Supplied entries —
════════
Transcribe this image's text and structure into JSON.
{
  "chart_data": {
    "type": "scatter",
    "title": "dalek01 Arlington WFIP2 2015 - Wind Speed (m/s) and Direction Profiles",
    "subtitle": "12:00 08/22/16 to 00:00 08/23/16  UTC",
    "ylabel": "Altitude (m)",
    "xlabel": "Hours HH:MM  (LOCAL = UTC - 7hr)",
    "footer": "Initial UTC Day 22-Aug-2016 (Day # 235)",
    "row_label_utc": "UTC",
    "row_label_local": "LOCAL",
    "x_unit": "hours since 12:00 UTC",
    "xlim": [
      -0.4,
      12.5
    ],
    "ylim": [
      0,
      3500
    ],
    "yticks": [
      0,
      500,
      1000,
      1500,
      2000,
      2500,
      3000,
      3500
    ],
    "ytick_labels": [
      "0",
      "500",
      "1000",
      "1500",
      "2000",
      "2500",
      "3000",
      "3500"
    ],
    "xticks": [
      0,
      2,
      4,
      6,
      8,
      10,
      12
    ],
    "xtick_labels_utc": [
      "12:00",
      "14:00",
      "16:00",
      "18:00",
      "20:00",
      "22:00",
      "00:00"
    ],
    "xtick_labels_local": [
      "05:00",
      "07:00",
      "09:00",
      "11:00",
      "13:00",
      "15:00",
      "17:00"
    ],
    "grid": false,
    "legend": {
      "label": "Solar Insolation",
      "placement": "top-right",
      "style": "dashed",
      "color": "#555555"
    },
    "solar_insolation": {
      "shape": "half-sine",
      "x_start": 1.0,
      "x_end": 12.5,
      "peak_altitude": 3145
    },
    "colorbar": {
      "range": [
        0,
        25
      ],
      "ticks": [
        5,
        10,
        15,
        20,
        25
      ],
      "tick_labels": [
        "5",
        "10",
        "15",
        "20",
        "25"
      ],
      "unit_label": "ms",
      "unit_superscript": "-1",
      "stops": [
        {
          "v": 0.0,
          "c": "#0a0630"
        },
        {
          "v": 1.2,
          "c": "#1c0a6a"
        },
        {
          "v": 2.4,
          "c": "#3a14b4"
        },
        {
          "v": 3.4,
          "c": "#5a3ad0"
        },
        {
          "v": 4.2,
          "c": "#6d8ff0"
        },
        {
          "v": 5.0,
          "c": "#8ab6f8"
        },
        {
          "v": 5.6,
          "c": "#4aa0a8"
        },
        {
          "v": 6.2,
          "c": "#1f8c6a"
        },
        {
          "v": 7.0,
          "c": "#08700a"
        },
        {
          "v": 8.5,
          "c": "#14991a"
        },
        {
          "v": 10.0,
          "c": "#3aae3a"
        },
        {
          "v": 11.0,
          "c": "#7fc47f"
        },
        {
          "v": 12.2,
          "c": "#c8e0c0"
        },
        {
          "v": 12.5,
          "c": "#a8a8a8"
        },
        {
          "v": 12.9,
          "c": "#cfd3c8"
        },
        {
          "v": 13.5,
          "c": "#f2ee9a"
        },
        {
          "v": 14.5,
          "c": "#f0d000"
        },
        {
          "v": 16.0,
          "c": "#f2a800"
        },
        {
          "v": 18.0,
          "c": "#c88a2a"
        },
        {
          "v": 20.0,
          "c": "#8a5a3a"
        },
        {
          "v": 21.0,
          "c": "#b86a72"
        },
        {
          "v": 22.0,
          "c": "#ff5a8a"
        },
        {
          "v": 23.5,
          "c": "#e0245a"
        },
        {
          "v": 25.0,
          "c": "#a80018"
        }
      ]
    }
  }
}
════════
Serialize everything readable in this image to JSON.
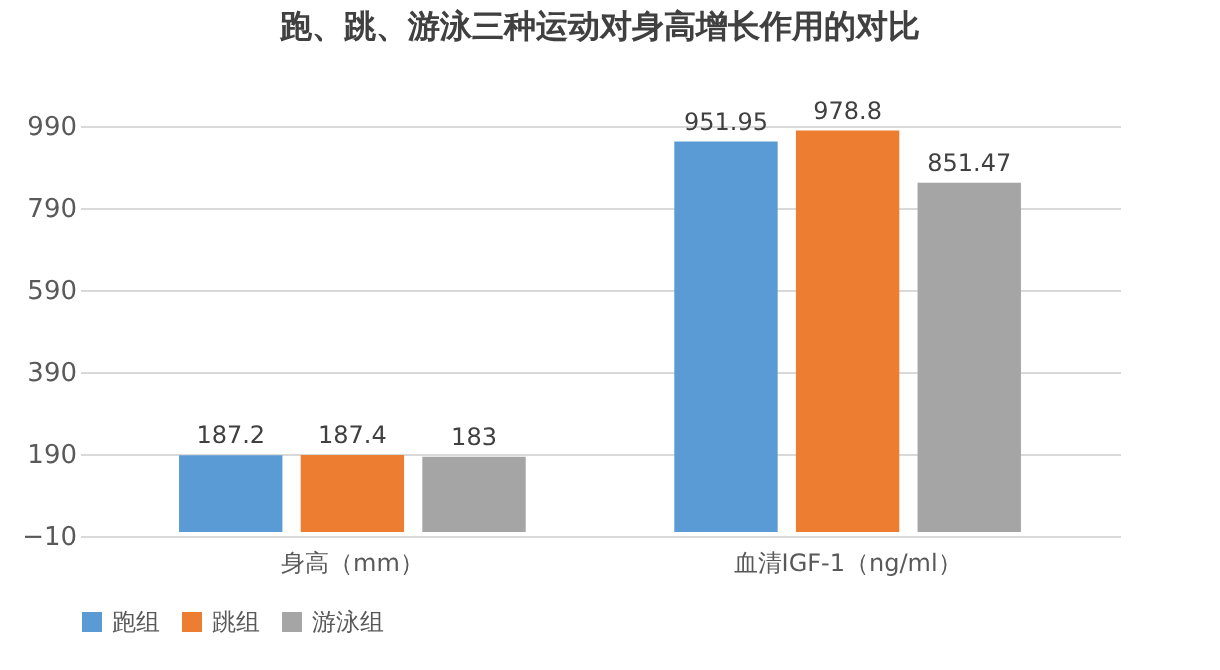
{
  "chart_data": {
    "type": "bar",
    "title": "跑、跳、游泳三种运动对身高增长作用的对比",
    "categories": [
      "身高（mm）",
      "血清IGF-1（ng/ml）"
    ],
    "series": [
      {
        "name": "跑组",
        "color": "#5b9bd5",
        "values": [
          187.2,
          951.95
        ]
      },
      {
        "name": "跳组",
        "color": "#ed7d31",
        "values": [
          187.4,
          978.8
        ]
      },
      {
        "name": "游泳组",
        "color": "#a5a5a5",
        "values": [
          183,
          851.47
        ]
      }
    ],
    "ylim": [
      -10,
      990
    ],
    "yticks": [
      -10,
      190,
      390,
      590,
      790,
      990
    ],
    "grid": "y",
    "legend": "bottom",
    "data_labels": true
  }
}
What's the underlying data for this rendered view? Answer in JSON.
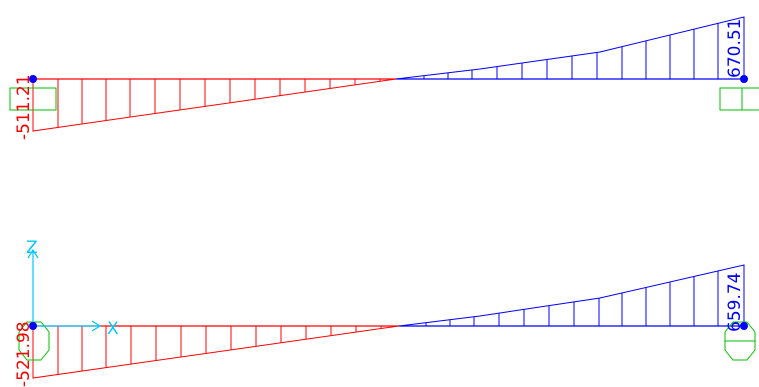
════════
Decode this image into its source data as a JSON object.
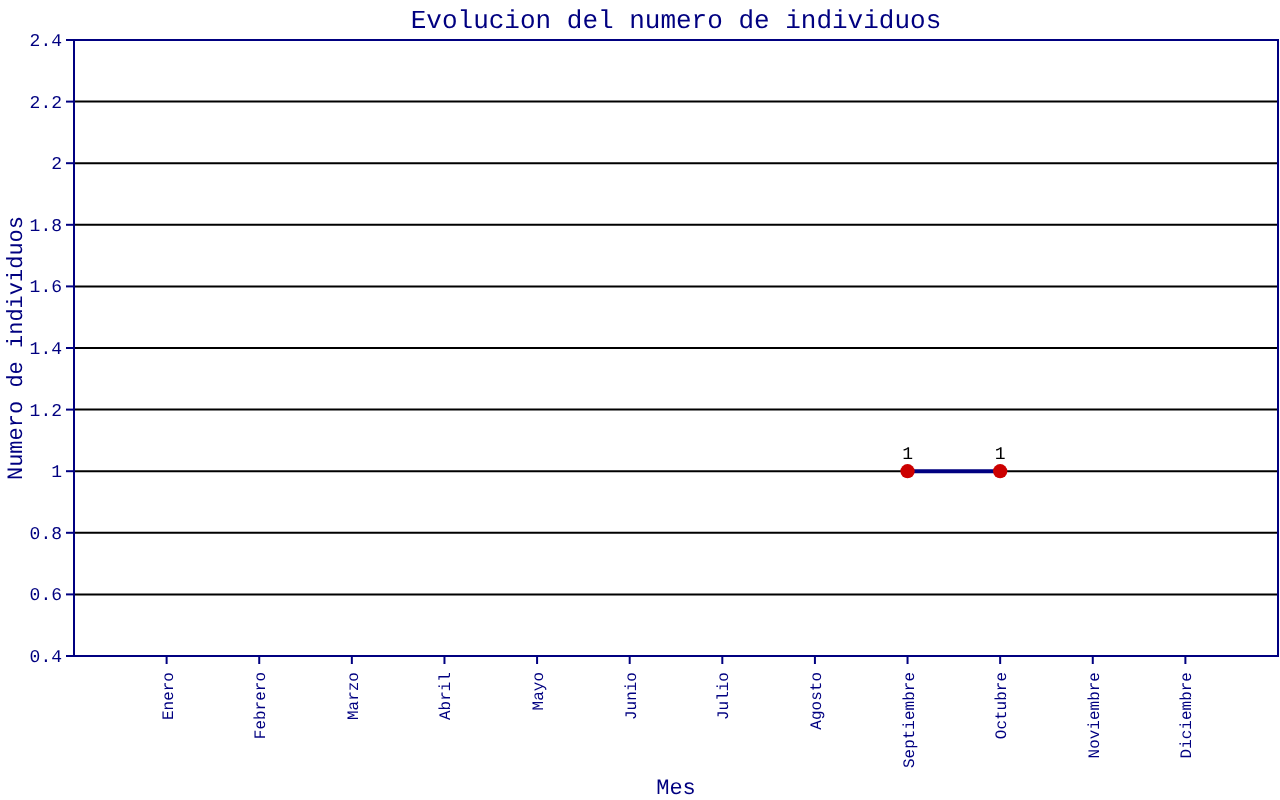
════════
Work to complete — Give again, word for word, only the lines starting at the line with "Serialize everything readable" and ending at the line with "What's the underlying", keeping both end lines; pictures stay out.

Task solution —
Serialize everything readable in this image to JSON.
{
  "chart_data": {
    "type": "bar",
    "title": "跑、跳、游泳三种运动对身高增长作用的对比",
    "categories": [
      "身高（mm）",
      "血清IGF-1（ng/ml）"
    ],
    "series": [
      {
        "name": "跑组",
        "color": "#5b9bd5",
        "values": [
          187.2,
          951.95
        ]
      },
      {
        "name": "跳组",
        "color": "#ed7d31",
        "values": [
          187.4,
          978.8
        ]
      },
      {
        "name": "游泳组",
        "color": "#a5a5a5",
        "values": [
          183,
          851.47
        ]
      }
    ],
    "ylim": [
      -10,
      990
    ],
    "yticks": [
      -10,
      190,
      390,
      590,
      790,
      990
    ],
    "grid": "y",
    "legend": "bottom",
    "data_labels": true
  }
}
What's the underlying data for this rendered view? Answer in JSON.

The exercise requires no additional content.